#### OBJECTIVE:
Without the images, write out all of the following entries exactly.

(Recorded data)
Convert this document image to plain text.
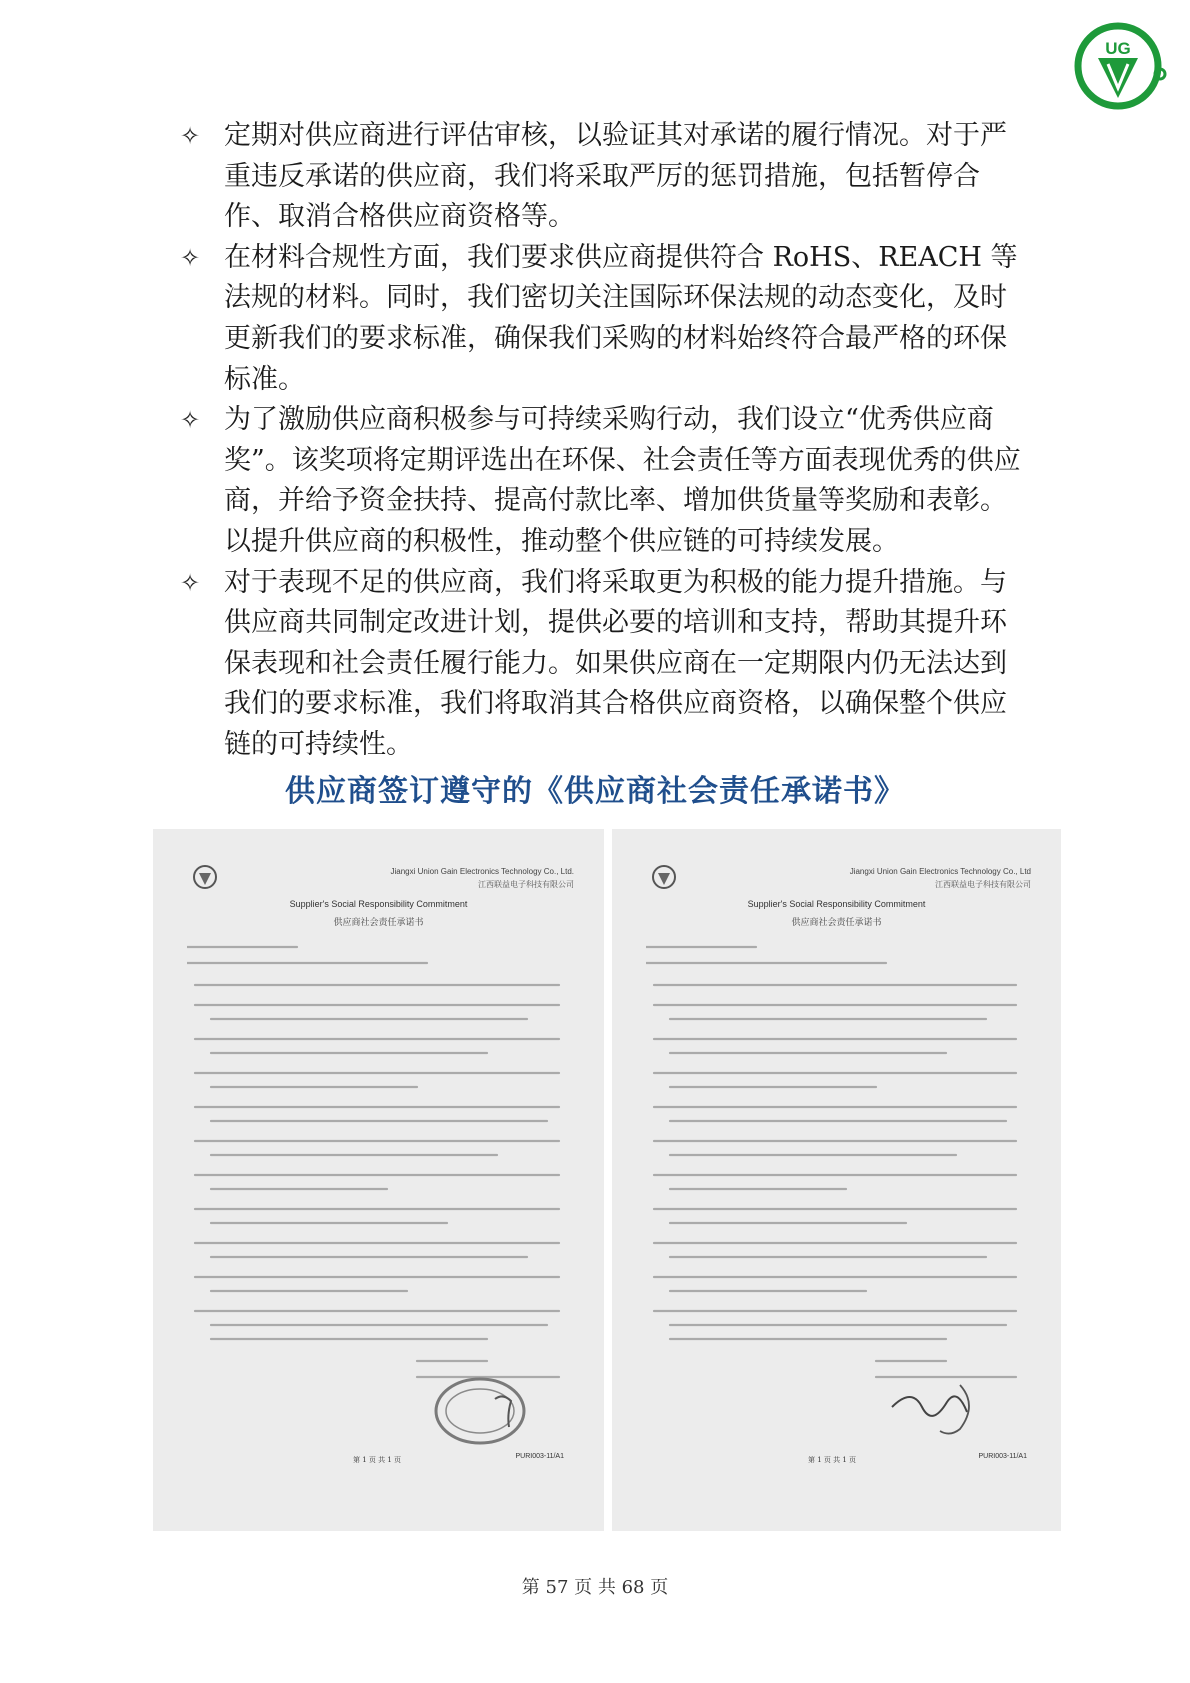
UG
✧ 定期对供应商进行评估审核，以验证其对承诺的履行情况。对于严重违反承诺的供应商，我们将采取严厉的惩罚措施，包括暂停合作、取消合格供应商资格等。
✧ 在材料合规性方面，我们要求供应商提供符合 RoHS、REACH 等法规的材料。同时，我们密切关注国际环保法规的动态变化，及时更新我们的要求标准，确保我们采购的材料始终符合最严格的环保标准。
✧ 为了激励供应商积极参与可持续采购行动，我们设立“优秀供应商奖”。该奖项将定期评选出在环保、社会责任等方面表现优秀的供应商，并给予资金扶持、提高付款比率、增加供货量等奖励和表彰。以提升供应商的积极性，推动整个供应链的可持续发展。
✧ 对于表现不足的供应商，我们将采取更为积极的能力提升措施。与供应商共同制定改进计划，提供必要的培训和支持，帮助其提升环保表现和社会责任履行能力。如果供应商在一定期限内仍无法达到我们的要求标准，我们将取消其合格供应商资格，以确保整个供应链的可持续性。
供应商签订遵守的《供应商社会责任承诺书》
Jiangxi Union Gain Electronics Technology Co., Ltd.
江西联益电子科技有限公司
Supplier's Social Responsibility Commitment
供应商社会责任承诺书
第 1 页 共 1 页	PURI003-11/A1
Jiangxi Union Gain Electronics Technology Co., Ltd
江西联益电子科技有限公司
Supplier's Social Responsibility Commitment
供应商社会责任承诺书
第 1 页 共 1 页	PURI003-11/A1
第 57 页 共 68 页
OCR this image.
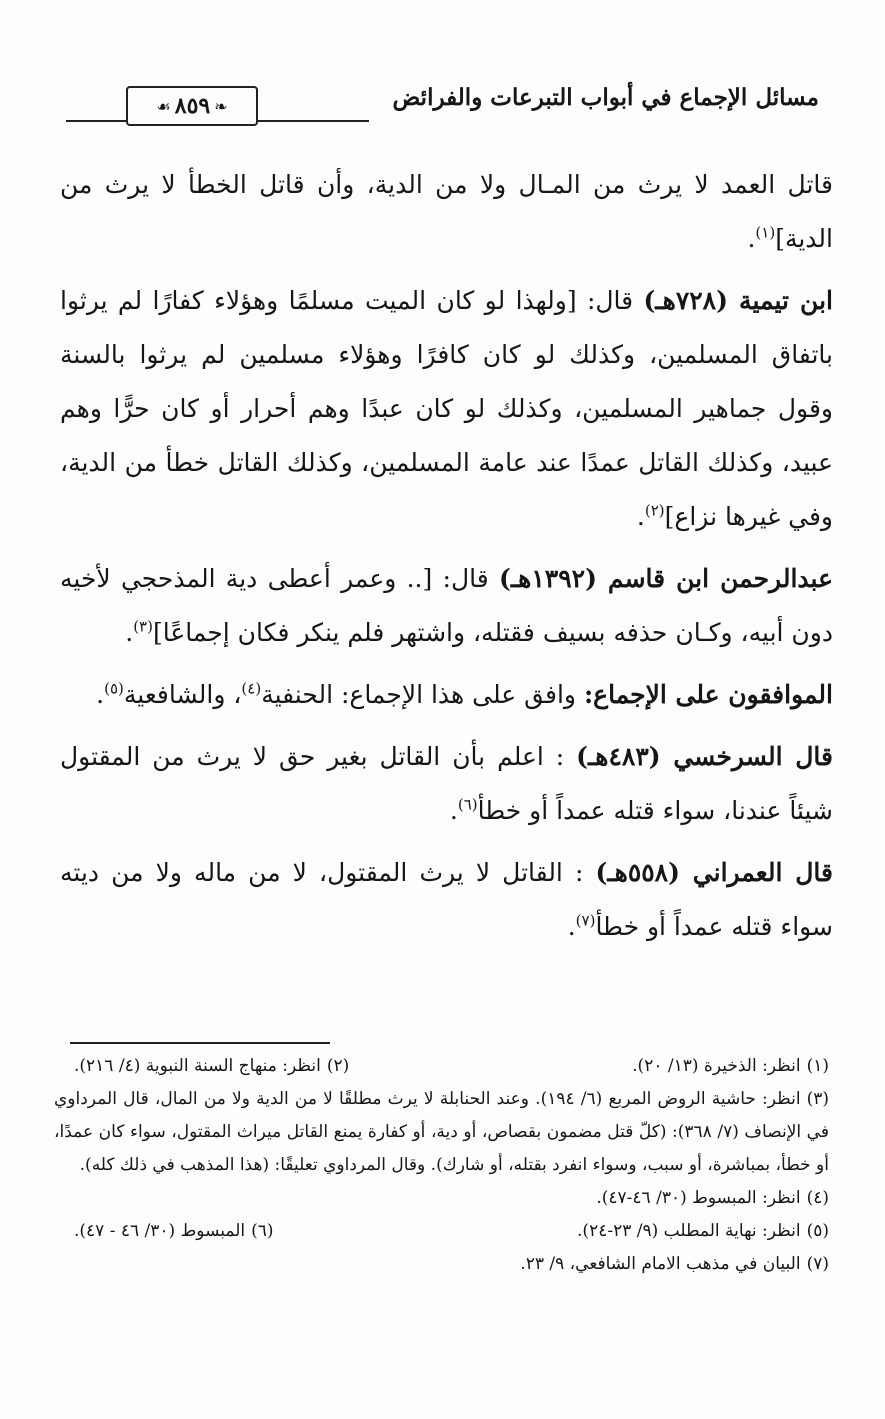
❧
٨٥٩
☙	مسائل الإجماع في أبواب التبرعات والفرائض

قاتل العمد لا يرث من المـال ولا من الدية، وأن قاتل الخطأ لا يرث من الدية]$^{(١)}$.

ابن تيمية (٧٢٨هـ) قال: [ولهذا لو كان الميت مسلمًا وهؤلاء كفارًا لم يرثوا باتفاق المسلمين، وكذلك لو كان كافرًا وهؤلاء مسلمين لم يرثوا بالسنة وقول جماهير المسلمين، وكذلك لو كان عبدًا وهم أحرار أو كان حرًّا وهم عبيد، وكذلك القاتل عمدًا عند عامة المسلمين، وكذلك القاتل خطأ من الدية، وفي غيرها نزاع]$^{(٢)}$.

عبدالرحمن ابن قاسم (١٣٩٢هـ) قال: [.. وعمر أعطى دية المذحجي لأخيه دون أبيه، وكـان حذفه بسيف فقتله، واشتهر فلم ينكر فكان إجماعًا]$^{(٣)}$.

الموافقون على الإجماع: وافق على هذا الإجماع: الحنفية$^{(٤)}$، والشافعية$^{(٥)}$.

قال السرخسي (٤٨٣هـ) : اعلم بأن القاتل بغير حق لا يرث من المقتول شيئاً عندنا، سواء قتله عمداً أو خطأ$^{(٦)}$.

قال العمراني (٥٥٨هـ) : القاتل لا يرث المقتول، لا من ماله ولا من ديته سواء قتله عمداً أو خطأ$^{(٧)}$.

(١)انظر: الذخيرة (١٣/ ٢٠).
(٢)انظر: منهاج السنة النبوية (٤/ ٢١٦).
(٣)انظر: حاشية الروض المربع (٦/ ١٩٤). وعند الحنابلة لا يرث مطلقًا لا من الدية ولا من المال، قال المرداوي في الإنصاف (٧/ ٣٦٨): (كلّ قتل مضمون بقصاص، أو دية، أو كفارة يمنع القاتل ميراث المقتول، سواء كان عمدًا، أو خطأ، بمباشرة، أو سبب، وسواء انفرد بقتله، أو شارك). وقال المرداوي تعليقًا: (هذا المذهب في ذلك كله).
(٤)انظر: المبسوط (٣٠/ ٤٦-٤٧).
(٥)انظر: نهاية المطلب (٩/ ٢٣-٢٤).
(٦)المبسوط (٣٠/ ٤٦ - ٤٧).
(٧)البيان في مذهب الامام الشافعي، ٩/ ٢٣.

#### REPLY:
Convert this document image to plain text.
UG
✧ 定期对供应商进行评估审核，以验证其对承诺的履行情况。对于严重违反承诺的供应商，我们将采取严厉的惩罚措施，包括暂停合作、取消合格供应商资格等。
✧ 在材料合规性方面，我们要求供应商提供符合 RoHS、REACH 等法规的材料。同时，我们密切关注国际环保法规的动态变化，及时更新我们的要求标准，确保我们采购的材料始终符合最严格的环保标准。
✧ 为了激励供应商积极参与可持续采购行动，我们设立“优秀供应商奖”。该奖项将定期评选出在环保、社会责任等方面表现优秀的供应商，并给予资金扶持、提高付款比率、增加供货量等奖励和表彰。以提升供应商的积极性，推动整个供应链的可持续发展。
✧ 对于表现不足的供应商，我们将采取更为积极的能力提升措施。与供应商共同制定改进计划，提供必要的培训和支持，帮助其提升环保表现和社会责任履行能力。如果供应商在一定期限内仍无法达到我们的要求标准，我们将取消其合格供应商资格，以确保整个供应链的可持续性。
供应商签订遵守的《供应商社会责任承诺书》
Jiangxi Union Gain Electronics Technology Co., Ltd.
江西联益电子科技有限公司
Supplier's Social Responsibility Commitment
供应商社会责任承诺书
第 1 页 共 1 页	PURI003-11/A1
Jiangxi Union Gain Electronics Technology Co., Ltd
江西联益电子科技有限公司
Supplier's Social Responsibility Commitment
供应商社会责任承诺书
第 1 页 共 1 页	PURI003-11/A1
第 57 页 共 68 页
OCR this image.
❧
٨٥٩
☙	مسائل الإجماع في أبواب التبرعات والفرائض

قاتل العمد لا يرث من المـال ولا من الدية، وأن قاتل الخطأ لا يرث من الدية]$^{(١)}$.

ابن تيمية (٧٢٨هـ) قال: [ولهذا لو كان الميت مسلمًا وهؤلاء كفارًا لم يرثوا باتفاق المسلمين، وكذلك لو كان كافرًا وهؤلاء مسلمين لم يرثوا بالسنة وقول جماهير المسلمين، وكذلك لو كان عبدًا وهم أحرار أو كان حرًّا وهم عبيد، وكذلك القاتل عمدًا عند عامة المسلمين، وكذلك القاتل خطأ من الدية، وفي غيرها نزاع]$^{(٢)}$.

عبدالرحمن ابن قاسم (١٣٩٢هـ) قال: [.. وعمر أعطى دية المذحجي لأخيه دون أبيه، وكـان حذفه بسيف فقتله، واشتهر فلم ينكر فكان إجماعًا]$^{(٣)}$.

الموافقون على الإجماع: وافق على هذا الإجماع: الحنفية$^{(٤)}$، والشافعية$^{(٥)}$.

قال السرخسي (٤٨٣هـ) : اعلم بأن القاتل بغير حق لا يرث من المقتول شيئاً عندنا، سواء قتله عمداً أو خطأ$^{(٦)}$.

قال العمراني (٥٥٨هـ) : القاتل لا يرث المقتول، لا من ماله ولا من ديته سواء قتله عمداً أو خطأ$^{(٧)}$.

(١)انظر: الذخيرة (١٣/ ٢٠).
(٢)انظر: منهاج السنة النبوية (٤/ ٢١٦).
(٣)انظر: حاشية الروض المربع (٦/ ١٩٤). وعند الحنابلة لا يرث مطلقًا لا من الدية ولا من المال، قال المرداوي في الإنصاف (٧/ ٣٦٨): (كلّ قتل مضمون بقصاص، أو دية، أو كفارة يمنع القاتل ميراث المقتول، سواء كان عمدًا، أو خطأ، بمباشرة، أو سبب، وسواء انفرد بقتله، أو شارك). وقال المرداوي تعليقًا: (هذا المذهب في ذلك كله).
(٤)انظر: المبسوط (٣٠/ ٤٦-٤٧).
(٥)انظر: نهاية المطلب (٩/ ٢٣-٢٤).
(٦)المبسوط (٣٠/ ٤٦ - ٤٧).
(٧)البيان في مذهب الامام الشافعي، ٩/ ٢٣.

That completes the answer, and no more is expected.